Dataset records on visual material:
-*-*-
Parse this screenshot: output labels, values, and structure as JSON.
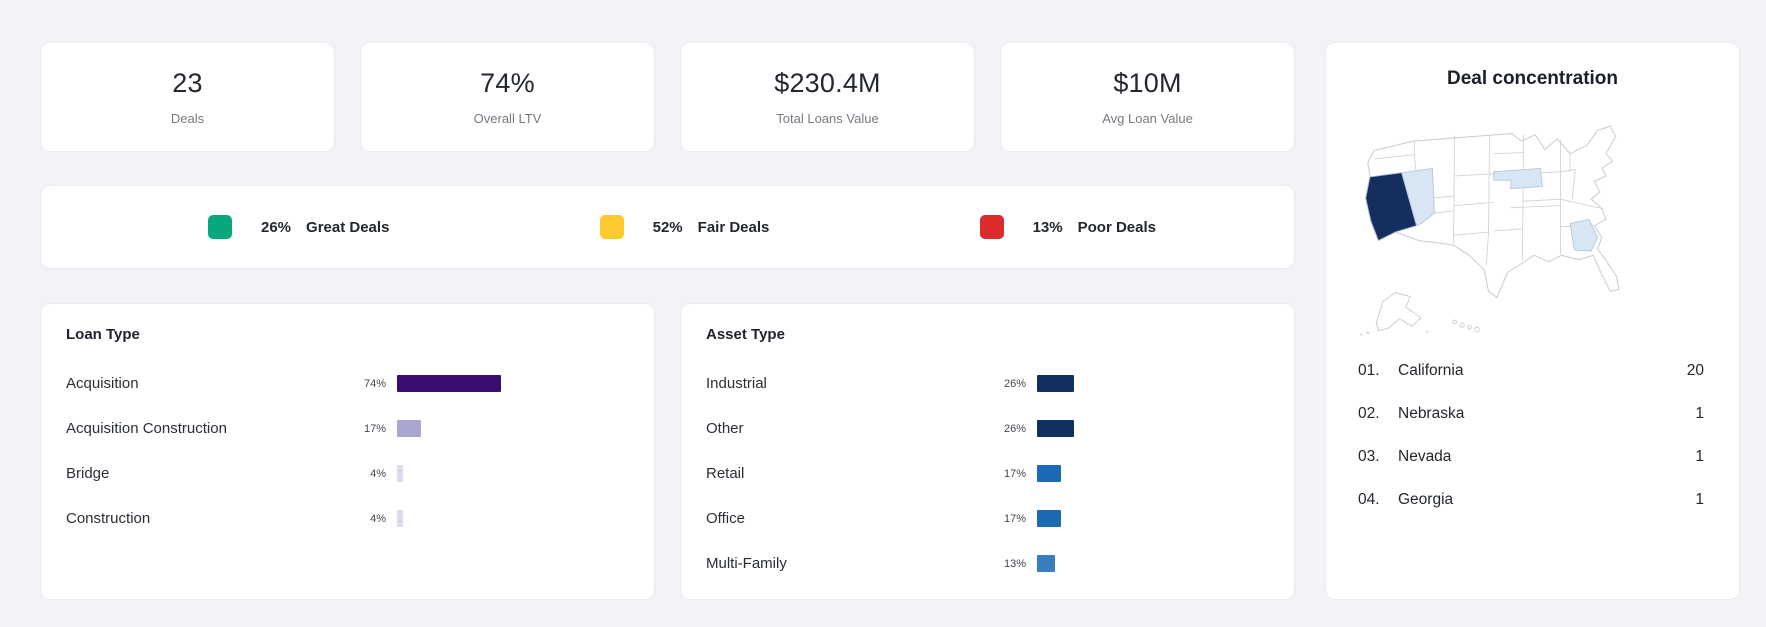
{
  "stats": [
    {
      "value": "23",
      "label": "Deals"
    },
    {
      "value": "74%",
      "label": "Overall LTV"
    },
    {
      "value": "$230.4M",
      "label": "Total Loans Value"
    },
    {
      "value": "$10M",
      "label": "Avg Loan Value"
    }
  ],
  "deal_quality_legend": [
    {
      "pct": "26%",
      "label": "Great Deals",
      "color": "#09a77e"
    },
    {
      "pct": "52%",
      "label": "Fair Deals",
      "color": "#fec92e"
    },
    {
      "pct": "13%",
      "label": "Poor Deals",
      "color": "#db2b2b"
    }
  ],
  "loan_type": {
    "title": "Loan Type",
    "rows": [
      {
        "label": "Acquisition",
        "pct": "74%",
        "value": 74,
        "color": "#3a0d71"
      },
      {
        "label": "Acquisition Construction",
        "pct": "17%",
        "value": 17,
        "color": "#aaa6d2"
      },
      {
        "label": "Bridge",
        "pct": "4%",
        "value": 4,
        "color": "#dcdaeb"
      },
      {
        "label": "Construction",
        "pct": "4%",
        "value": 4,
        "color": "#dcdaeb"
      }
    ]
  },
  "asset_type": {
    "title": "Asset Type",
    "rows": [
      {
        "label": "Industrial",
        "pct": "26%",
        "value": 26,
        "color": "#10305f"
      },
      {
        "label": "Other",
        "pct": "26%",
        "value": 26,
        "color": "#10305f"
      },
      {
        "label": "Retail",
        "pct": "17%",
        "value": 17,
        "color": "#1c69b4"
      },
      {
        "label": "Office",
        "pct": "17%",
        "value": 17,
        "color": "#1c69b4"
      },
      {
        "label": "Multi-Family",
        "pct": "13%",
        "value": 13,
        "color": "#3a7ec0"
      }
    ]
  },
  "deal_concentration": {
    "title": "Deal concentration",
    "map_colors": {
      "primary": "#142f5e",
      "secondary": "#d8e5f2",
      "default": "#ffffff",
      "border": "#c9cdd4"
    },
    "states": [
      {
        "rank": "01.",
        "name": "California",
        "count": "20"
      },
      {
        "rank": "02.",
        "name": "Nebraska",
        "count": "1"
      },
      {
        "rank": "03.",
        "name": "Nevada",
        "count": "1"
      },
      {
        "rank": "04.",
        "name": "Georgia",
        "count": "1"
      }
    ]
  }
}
-*-*-
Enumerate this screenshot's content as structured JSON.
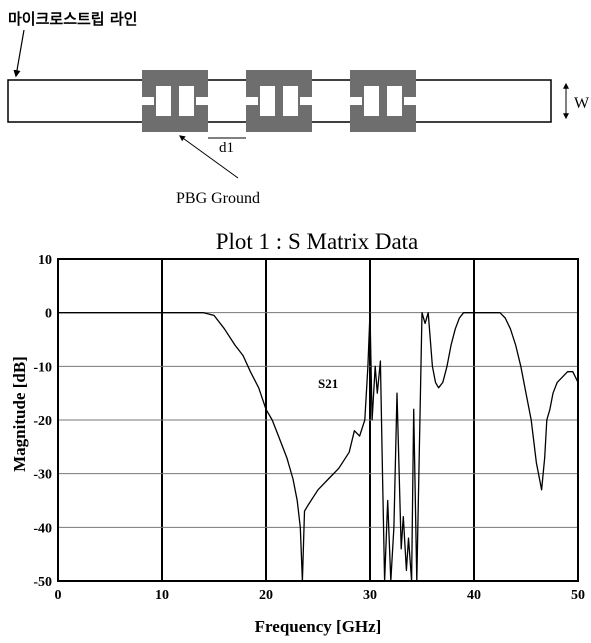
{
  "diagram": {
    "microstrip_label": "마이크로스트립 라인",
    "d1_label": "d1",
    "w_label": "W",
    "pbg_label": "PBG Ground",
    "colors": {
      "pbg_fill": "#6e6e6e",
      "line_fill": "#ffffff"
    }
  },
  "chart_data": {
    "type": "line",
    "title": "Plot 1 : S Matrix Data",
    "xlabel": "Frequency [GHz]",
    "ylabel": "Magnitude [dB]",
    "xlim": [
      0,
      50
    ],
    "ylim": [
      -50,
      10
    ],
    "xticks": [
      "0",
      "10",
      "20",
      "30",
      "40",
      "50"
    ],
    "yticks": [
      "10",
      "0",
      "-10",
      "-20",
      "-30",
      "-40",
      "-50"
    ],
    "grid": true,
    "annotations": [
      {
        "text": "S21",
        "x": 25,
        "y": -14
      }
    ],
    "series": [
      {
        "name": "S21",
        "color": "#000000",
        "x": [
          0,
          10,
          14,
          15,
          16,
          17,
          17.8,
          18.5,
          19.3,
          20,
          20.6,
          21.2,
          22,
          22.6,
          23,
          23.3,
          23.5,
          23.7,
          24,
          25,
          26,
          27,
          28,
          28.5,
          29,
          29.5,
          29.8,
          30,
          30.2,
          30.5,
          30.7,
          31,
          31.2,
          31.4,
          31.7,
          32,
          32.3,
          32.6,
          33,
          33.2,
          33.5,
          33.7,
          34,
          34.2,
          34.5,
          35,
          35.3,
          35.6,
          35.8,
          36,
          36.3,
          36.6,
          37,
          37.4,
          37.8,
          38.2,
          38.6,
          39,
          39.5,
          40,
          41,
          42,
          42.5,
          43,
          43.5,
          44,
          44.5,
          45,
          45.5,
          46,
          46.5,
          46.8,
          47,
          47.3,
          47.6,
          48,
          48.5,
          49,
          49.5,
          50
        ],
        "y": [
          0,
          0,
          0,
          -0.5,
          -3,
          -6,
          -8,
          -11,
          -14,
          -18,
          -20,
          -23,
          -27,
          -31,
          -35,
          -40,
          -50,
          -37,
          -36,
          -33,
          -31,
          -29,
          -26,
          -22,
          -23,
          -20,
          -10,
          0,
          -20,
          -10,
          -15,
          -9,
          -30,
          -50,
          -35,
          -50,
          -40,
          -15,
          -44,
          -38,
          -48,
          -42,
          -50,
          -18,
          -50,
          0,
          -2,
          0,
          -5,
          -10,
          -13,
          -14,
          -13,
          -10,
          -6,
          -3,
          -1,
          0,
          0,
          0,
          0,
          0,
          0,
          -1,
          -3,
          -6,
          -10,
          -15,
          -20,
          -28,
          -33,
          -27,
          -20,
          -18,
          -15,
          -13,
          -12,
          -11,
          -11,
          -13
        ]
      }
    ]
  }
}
-*-*-
### What to do
Go through the records. Copy each line where "this" appears.

### Finished exercise
Parse this screenshot: output labels, values, and structure as JSON.
Enumerate this screenshot's content as structured JSON.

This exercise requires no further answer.